Work to do. Every entry must be copied word for word.

------

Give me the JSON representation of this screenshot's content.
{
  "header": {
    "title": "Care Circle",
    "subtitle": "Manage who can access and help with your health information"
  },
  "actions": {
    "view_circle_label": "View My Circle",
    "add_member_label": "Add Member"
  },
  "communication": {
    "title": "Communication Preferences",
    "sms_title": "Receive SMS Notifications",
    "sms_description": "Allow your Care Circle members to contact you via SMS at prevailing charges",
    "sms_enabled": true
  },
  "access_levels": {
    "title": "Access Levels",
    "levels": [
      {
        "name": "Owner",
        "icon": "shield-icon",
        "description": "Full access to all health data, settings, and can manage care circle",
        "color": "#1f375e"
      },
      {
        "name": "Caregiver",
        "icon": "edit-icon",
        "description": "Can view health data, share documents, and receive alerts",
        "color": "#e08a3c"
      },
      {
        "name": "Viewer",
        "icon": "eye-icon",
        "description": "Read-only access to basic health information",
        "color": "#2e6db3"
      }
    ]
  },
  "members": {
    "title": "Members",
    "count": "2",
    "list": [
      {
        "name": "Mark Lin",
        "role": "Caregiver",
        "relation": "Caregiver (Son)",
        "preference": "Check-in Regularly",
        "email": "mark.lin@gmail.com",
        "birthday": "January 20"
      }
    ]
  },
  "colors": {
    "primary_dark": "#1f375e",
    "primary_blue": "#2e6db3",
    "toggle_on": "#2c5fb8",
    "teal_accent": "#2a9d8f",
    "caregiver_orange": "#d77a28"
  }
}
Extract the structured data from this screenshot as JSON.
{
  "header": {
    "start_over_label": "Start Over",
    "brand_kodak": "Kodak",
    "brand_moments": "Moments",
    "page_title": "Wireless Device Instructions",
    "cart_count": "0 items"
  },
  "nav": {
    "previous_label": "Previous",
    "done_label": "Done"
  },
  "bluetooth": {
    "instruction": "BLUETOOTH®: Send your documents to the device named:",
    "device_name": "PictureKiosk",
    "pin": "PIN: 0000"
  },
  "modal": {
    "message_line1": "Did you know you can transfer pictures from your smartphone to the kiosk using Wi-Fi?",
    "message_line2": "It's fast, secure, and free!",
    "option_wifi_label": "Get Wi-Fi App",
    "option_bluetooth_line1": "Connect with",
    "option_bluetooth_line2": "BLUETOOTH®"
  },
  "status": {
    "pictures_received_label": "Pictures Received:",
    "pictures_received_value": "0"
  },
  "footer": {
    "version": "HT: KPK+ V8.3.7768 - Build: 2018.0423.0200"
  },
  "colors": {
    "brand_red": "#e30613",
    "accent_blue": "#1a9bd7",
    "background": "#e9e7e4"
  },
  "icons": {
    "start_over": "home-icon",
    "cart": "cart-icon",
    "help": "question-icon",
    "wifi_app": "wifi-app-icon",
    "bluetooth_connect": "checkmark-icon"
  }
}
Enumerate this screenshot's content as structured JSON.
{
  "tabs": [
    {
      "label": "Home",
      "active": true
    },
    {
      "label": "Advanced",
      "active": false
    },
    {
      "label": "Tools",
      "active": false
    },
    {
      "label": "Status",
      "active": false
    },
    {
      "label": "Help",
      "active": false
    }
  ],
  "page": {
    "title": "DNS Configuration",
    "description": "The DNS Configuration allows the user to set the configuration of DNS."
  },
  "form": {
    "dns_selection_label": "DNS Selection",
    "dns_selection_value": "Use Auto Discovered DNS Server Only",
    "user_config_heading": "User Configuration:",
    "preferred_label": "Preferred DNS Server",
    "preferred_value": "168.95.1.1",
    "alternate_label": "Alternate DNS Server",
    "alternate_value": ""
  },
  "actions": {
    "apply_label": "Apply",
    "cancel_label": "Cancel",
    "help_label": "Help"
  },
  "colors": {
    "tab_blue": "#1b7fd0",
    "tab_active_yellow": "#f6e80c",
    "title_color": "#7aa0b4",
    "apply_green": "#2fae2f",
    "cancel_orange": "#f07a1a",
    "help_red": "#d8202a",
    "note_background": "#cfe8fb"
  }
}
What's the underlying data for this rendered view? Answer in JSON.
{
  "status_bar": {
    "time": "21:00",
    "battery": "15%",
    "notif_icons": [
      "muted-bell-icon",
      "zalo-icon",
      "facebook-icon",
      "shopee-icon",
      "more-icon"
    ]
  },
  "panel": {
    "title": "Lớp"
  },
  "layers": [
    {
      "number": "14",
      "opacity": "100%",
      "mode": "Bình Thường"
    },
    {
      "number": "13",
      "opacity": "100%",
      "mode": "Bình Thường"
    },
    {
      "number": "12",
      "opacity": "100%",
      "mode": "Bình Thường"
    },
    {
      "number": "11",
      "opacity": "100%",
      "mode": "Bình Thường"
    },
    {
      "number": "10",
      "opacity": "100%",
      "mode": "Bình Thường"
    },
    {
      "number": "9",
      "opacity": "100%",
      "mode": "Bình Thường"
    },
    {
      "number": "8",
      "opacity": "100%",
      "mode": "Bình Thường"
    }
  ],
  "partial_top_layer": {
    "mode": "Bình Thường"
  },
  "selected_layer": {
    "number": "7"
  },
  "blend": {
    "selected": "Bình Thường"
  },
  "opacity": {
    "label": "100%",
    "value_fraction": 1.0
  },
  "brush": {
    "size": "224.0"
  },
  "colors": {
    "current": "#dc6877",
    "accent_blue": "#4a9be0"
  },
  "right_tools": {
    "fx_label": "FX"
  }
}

------

Expected output.
Give me the JSON representation of this screenshot's content.
{
  "header": {
    "title": "Care Circle",
    "subtitle": "Manage who can access and help with your health information"
  },
  "actions": {
    "view_circle_label": "View My Circle",
    "add_member_label": "Add Member"
  },
  "communication": {
    "title": "Communication Preferences",
    "sms_title": "Receive SMS Notifications",
    "sms_description": "Allow your Care Circle members to contact you via SMS at prevailing charges",
    "sms_enabled": true
  },
  "access_levels": {
    "title": "Access Levels",
    "levels": [
      {
        "name": "Owner",
        "icon": "shield-icon",
        "description": "Full access to all health data, settings, and can manage care circle",
        "color": "#1f375e"
      },
      {
        "name": "Caregiver",
        "icon": "edit-icon",
        "description": "Can view health data, share documents, and receive alerts",
        "color": "#e08a3c"
      },
      {
        "name": "Viewer",
        "icon": "eye-icon",
        "description": "Read-only access to basic health information",
        "color": "#2e6db3"
      }
    ]
  },
  "members": {
    "title": "Members",
    "count": "2",
    "list": [
      {
        "name": "Mark Lin",
        "role": "Caregiver",
        "relation": "Caregiver (Son)",
        "preference": "Check-in Regularly",
        "email": "mark.lin@gmail.com",
        "birthday": "January 20"
      }
    ]
  },
  "colors": {
    "primary_dark": "#1f375e",
    "primary_blue": "#2e6db3",
    "toggle_on": "#2c5fb8",
    "teal_accent": "#2a9d8f",
    "caregiver_orange": "#d77a28"
  }
}
Extract the structured data from this screenshot as JSON.
{
  "header": {
    "start_over_label": "Start Over",
    "brand_kodak": "Kodak",
    "brand_moments": "Moments",
    "page_title": "Wireless Device Instructions",
    "cart_count": "0 items"
  },
  "nav": {
    "previous_label": "Previous",
    "done_label": "Done"
  },
  "bluetooth": {
    "instruction": "BLUETOOTH®: Send your documents to the device named:",
    "device_name": "PictureKiosk",
    "pin": "PIN: 0000"
  },
  "modal": {
    "message_line1": "Did you know you can transfer pictures from your smartphone to the kiosk using Wi-Fi?",
    "message_line2": "It's fast, secure, and free!",
    "option_wifi_label": "Get Wi-Fi App",
    "option_bluetooth_line1": "Connect with",
    "option_bluetooth_line2": "BLUETOOTH®"
  },
  "status": {
    "pictures_received_label": "Pictures Received:",
    "pictures_received_value": "0"
  },
  "footer": {
    "version": "HT: KPK+ V8.3.7768 - Build: 2018.0423.0200"
  },
  "colors": {
    "brand_red": "#e30613",
    "accent_blue": "#1a9bd7",
    "background": "#e9e7e4"
  },
  "icons": {
    "start_over": "home-icon",
    "cart": "cart-icon",
    "help": "question-icon",
    "wifi_app": "wifi-app-icon",
    "bluetooth_connect": "checkmark-icon"
  }
}
Enumerate this screenshot's content as structured JSON.
{
  "tabs": [
    {
      "label": "Home",
      "active": true
    },
    {
      "label": "Advanced",
      "active": false
    },
    {
      "label": "Tools",
      "active": false
    },
    {
      "label": "Status",
      "active": false
    },
    {
      "label": "Help",
      "active": false
    }
  ],
  "page": {
    "title": "DNS Configuration",
    "description": "The DNS Configuration allows the user to set the configuration of DNS."
  },
  "form": {
    "dns_selection_label": "DNS Selection",
    "dns_selection_value": "Use Auto Discovered DNS Server Only",
    "user_config_heading": "User Configuration:",
    "preferred_label": "Preferred DNS Server",
    "preferred_value": "168.95.1.1",
    "alternate_label": "Alternate DNS Server",
    "alternate_value": ""
  },
  "actions": {
    "apply_label": "Apply",
    "cancel_label": "Cancel",
    "help_label": "Help"
  },
  "colors": {
    "tab_blue": "#1b7fd0",
    "tab_active_yellow": "#f6e80c",
    "title_color": "#7aa0b4",
    "apply_green": "#2fae2f",
    "cancel_orange": "#f07a1a",
    "help_red": "#d8202a",
    "note_background": "#cfe8fb"
  }
}
What's the underlying data for this rendered view? Answer in JSON.
{
  "status_bar": {
    "time": "21:00",
    "battery": "15%",
    "notif_icons": [
      "muted-bell-icon",
      "zalo-icon",
      "facebook-icon",
      "shopee-icon",
      "more-icon"
    ]
  },
  "panel": {
    "title": "Lớp"
  },
  "layers": [
    {
      "number": "14",
      "opacity": "100%",
      "mode": "Bình Thường"
    },
    {
      "number": "13",
      "opacity": "100%",
      "mode": "Bình Thường"
    },
    {
      "number": "12",
      "opacity": "100%",
      "mode": "Bình Thường"
    },
    {
      "number": "11",
      "opacity": "100%",
      "mode": "Bình Thường"
    },
    {
      "number": "10",
      "opacity": "100%",
      "mode": "Bình Thường"
    },
    {
      "number": "9",
      "opacity": "100%",
      "mode": "Bình Thường"
    },
    {
      "number": "8",
      "opacity": "100%",
      "mode": "Bình Thường"
    }
  ],
  "partial_top_layer": {
    "mode": "Bình Thường"
  },
  "selected_layer": {
    "number": "7"
  },
  "blend": {
    "selected": "Bình Thường"
  },
  "opacity": {
    "label": "100%",
    "value_fraction": 1.0
  },
  "brush": {
    "size": "224.0"
  },
  "colors": {
    "current": "#dc6877",
    "accent_blue": "#4a9be0"
  },
  "right_tools": {
    "fx_label": "FX"
  }
}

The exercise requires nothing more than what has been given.